## TASK REQUIREMENTS
From the records, pick out and copy each line containing "screenshot".

## LISTED RECORDS
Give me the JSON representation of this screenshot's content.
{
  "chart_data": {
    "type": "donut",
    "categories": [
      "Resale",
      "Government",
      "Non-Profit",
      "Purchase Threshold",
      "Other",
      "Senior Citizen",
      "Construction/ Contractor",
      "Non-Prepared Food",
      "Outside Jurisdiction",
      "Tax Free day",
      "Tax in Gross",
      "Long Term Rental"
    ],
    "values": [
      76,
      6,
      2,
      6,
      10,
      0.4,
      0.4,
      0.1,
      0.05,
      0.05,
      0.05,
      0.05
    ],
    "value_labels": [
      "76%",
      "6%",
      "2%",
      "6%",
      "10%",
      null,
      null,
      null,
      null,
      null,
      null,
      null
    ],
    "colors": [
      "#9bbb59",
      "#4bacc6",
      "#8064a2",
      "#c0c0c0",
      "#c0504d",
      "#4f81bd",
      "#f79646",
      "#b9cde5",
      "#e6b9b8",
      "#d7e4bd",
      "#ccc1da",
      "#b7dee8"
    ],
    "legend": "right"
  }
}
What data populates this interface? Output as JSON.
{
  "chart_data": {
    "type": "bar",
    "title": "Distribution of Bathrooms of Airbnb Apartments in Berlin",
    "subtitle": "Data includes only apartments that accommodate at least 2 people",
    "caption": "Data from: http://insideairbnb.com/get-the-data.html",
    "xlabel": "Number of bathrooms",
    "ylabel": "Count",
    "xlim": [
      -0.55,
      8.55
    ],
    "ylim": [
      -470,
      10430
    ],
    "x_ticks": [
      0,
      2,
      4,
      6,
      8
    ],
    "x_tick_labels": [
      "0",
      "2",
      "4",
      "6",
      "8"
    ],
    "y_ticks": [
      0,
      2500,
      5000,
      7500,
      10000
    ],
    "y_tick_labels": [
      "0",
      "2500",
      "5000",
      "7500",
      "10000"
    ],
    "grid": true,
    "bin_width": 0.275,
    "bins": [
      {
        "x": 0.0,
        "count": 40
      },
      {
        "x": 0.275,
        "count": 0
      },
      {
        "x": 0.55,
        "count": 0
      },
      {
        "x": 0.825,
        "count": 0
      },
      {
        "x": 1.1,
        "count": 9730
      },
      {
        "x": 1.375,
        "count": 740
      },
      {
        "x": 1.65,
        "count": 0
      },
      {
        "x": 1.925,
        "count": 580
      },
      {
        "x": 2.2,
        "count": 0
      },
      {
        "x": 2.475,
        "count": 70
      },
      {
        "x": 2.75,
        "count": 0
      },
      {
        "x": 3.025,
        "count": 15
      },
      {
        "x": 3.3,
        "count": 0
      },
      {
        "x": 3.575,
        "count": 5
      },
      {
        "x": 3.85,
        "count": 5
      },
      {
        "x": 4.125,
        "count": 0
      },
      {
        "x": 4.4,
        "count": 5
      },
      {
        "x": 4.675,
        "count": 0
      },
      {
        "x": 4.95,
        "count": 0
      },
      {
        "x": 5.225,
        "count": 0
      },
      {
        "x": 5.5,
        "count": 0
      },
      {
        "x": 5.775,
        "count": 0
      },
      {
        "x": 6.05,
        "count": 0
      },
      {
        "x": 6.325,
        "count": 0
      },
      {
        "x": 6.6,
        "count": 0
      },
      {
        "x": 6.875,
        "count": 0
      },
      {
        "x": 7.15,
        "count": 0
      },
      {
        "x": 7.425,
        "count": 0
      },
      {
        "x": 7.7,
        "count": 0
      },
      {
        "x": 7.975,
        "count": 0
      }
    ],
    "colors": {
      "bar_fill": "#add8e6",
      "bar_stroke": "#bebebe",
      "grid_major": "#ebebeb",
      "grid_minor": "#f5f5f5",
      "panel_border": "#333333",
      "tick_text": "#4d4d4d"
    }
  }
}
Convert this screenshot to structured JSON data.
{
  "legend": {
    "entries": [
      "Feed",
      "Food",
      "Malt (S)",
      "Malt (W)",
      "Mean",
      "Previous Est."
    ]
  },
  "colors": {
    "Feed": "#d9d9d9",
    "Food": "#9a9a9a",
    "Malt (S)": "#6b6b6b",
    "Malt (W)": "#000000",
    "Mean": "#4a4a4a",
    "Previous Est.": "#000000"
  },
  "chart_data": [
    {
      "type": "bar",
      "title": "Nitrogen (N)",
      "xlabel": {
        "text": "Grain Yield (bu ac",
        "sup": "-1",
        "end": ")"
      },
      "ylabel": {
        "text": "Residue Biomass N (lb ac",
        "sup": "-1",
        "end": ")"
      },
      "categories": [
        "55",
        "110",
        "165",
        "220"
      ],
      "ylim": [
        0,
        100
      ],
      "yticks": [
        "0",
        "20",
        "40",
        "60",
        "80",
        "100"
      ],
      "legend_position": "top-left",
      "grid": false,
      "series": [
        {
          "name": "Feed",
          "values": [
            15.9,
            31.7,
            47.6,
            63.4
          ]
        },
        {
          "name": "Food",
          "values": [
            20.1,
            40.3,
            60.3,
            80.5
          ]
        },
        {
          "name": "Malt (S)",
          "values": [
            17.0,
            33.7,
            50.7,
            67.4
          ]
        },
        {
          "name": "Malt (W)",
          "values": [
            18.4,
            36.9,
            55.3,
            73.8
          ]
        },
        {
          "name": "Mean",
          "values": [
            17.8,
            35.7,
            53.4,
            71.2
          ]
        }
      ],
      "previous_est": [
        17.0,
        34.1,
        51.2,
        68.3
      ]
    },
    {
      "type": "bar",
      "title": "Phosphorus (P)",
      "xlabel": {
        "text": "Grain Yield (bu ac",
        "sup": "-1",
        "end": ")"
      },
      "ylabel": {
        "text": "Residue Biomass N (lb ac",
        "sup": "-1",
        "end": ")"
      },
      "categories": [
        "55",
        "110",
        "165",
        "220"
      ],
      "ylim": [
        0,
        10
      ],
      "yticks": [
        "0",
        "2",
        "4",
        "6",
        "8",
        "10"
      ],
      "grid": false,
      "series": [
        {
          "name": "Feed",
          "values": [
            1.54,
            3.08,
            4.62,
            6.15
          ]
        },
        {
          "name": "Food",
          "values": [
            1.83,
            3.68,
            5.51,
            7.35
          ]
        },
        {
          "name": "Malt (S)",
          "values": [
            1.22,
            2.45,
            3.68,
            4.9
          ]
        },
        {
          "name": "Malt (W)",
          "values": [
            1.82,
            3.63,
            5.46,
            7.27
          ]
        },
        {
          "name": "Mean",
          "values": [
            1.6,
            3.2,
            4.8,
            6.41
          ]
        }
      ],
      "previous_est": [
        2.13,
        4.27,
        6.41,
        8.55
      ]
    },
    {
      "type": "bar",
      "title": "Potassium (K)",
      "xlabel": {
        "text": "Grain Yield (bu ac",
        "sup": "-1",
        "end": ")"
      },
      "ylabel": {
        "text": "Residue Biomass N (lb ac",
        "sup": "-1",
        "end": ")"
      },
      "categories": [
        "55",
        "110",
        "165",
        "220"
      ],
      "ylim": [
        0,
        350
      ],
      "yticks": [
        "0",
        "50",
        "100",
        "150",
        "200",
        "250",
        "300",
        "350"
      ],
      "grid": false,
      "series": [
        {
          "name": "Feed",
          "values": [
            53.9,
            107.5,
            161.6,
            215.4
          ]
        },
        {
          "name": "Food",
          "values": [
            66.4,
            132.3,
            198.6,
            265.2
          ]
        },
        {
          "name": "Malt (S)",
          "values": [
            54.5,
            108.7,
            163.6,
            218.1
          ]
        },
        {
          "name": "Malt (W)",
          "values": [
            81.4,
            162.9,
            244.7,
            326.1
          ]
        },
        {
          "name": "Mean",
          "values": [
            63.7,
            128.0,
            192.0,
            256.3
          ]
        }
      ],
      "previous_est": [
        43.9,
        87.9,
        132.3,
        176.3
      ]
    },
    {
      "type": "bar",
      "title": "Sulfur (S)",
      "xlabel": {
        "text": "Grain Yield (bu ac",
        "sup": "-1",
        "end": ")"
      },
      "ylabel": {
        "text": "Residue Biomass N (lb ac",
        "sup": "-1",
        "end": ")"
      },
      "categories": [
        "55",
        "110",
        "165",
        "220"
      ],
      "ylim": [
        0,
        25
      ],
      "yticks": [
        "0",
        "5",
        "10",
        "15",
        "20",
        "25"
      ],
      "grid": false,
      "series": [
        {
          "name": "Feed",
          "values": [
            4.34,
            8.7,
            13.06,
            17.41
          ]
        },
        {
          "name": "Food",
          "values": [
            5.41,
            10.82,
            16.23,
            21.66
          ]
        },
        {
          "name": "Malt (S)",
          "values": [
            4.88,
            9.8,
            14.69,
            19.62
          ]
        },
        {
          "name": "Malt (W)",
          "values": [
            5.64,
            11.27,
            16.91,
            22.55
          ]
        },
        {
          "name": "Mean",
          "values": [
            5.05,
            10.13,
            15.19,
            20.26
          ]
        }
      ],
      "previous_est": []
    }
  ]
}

## SOLUTION FOR THIS TASK
Give me the JSON representation of this screenshot's content.
Convert this screenshot to structured JSON data.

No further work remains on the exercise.